What you need to do :: Of the lines in the entries below, state how many hold the word "Sphere". Say nothing else.

START Records for this task

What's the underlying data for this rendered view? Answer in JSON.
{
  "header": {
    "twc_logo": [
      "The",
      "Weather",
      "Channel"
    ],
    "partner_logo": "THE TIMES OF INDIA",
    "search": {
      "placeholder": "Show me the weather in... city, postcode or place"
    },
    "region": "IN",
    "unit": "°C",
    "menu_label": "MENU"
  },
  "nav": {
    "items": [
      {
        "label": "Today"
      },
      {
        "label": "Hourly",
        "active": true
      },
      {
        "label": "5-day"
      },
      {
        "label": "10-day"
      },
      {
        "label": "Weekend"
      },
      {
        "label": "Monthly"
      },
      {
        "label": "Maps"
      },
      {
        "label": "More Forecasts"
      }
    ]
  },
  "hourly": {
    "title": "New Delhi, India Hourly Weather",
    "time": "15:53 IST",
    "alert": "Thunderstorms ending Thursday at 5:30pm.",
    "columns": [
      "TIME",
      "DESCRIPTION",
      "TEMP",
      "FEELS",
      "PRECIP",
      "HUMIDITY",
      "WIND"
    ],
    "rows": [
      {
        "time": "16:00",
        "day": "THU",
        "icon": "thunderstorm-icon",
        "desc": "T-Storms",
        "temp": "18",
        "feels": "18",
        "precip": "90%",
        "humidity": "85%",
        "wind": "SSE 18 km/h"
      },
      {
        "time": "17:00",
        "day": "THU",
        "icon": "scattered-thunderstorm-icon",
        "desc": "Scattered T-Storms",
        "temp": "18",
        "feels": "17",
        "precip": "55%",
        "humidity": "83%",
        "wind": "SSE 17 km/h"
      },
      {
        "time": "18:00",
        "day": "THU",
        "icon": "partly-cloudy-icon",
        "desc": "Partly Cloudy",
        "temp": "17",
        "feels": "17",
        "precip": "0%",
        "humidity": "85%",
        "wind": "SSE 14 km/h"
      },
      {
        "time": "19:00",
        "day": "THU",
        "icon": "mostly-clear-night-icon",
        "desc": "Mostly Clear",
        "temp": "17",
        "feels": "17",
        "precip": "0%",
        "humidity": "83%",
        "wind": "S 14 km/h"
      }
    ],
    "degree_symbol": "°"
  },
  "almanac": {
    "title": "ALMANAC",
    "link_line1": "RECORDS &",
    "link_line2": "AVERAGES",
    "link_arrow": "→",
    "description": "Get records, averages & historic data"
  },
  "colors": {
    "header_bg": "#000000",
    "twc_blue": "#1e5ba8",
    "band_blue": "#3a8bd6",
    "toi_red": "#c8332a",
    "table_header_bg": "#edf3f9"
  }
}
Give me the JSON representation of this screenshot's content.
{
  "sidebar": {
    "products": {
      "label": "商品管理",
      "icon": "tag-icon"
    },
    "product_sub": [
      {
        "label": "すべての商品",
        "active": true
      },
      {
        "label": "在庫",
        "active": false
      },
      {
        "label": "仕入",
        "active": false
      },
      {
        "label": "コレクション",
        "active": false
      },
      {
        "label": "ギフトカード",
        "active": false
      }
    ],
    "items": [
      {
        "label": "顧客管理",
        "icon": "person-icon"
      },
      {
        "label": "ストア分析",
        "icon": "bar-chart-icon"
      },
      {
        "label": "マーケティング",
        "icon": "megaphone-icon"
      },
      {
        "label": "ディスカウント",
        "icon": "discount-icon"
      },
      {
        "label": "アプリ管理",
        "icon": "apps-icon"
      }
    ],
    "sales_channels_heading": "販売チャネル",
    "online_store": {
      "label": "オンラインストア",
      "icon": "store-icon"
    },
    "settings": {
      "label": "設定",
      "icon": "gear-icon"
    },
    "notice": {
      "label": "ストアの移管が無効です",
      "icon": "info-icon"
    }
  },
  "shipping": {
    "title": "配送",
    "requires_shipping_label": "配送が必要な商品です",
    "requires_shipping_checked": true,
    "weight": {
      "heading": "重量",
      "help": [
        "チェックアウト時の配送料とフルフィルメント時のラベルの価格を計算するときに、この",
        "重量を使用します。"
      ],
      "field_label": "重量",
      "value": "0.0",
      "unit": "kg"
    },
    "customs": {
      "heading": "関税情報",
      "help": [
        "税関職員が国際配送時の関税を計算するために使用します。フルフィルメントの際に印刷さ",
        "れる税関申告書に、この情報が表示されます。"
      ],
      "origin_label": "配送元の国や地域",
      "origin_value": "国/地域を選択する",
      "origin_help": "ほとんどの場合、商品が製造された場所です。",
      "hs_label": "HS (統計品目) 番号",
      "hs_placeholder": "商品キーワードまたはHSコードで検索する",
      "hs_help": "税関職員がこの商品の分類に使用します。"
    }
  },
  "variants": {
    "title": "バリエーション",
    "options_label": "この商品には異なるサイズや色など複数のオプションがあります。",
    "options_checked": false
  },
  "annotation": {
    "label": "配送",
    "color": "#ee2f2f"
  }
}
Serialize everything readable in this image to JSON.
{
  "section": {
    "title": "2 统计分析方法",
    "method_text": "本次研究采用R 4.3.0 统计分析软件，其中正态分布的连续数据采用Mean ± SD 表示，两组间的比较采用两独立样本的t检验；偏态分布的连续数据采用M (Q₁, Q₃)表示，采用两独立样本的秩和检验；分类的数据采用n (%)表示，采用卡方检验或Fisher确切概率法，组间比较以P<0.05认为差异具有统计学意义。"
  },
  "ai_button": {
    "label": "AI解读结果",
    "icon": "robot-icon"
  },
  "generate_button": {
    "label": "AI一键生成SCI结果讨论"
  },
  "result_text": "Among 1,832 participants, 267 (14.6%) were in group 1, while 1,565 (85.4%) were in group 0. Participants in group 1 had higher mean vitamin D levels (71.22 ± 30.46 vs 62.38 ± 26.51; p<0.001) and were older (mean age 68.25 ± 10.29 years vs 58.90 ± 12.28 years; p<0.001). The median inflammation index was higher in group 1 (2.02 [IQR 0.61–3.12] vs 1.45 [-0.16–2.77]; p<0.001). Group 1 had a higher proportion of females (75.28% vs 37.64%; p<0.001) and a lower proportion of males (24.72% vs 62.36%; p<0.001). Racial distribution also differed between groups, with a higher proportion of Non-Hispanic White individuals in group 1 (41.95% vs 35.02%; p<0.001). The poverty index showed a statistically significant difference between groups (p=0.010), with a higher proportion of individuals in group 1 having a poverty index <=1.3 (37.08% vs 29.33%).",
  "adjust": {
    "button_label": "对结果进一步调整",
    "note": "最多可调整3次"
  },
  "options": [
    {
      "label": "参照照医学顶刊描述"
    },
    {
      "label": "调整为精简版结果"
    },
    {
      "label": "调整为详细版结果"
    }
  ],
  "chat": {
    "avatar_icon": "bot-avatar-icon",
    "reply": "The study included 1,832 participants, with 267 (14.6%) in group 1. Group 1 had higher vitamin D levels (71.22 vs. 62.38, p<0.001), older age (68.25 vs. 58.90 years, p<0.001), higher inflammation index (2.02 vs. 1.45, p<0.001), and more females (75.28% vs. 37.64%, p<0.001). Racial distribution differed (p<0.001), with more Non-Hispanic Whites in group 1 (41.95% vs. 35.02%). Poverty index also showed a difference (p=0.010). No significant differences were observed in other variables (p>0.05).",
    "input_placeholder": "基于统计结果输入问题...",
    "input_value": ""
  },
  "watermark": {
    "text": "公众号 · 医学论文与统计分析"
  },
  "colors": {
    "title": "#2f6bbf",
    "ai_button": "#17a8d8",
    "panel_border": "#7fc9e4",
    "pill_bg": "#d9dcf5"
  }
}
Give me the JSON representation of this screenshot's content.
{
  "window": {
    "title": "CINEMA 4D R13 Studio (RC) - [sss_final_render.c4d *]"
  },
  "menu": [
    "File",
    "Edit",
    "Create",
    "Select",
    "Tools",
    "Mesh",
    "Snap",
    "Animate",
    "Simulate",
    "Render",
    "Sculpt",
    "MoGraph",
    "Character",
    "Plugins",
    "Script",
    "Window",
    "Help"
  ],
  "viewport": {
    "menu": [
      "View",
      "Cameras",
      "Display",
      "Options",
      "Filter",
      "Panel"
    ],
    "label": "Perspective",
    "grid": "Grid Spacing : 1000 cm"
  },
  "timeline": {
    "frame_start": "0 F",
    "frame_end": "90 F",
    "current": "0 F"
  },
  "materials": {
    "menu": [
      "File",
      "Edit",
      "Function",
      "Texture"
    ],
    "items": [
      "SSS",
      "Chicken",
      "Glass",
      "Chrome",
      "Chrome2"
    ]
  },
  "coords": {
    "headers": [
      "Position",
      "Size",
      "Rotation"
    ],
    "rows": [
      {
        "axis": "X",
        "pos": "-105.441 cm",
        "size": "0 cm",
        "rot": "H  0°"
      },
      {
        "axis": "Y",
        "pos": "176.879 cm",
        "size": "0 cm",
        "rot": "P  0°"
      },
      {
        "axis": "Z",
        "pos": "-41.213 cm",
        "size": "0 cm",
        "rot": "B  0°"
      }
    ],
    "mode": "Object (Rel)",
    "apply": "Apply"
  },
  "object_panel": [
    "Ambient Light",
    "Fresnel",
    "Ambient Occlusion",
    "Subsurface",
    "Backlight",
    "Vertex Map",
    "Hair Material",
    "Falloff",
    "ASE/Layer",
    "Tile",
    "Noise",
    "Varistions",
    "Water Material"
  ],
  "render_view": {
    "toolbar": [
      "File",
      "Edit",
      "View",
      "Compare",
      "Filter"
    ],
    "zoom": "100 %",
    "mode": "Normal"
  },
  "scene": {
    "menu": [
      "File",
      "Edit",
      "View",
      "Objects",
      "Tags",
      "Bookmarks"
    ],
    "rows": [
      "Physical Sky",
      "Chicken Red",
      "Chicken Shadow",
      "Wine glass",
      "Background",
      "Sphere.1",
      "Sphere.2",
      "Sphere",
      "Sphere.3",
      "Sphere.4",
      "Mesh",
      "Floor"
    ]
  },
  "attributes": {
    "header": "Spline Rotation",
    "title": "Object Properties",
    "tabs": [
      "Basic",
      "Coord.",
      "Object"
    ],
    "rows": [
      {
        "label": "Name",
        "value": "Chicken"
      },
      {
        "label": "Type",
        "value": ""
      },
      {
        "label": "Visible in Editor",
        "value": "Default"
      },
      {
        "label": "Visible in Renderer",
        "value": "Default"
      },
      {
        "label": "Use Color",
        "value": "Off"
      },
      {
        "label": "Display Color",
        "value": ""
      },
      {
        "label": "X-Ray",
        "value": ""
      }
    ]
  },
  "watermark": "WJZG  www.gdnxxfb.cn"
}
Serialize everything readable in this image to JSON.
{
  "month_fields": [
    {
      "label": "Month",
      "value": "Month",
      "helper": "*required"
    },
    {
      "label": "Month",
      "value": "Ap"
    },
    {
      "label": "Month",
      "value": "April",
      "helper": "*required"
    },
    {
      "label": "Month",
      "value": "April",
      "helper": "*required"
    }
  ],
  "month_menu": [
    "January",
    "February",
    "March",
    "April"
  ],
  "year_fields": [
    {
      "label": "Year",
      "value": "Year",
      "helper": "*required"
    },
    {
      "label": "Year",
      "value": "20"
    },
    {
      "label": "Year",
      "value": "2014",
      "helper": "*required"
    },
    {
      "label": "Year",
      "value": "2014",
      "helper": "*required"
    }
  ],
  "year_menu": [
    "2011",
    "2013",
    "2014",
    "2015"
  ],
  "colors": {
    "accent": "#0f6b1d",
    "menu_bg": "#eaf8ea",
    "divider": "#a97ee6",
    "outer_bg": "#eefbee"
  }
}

END Records for this task

Solution :: 5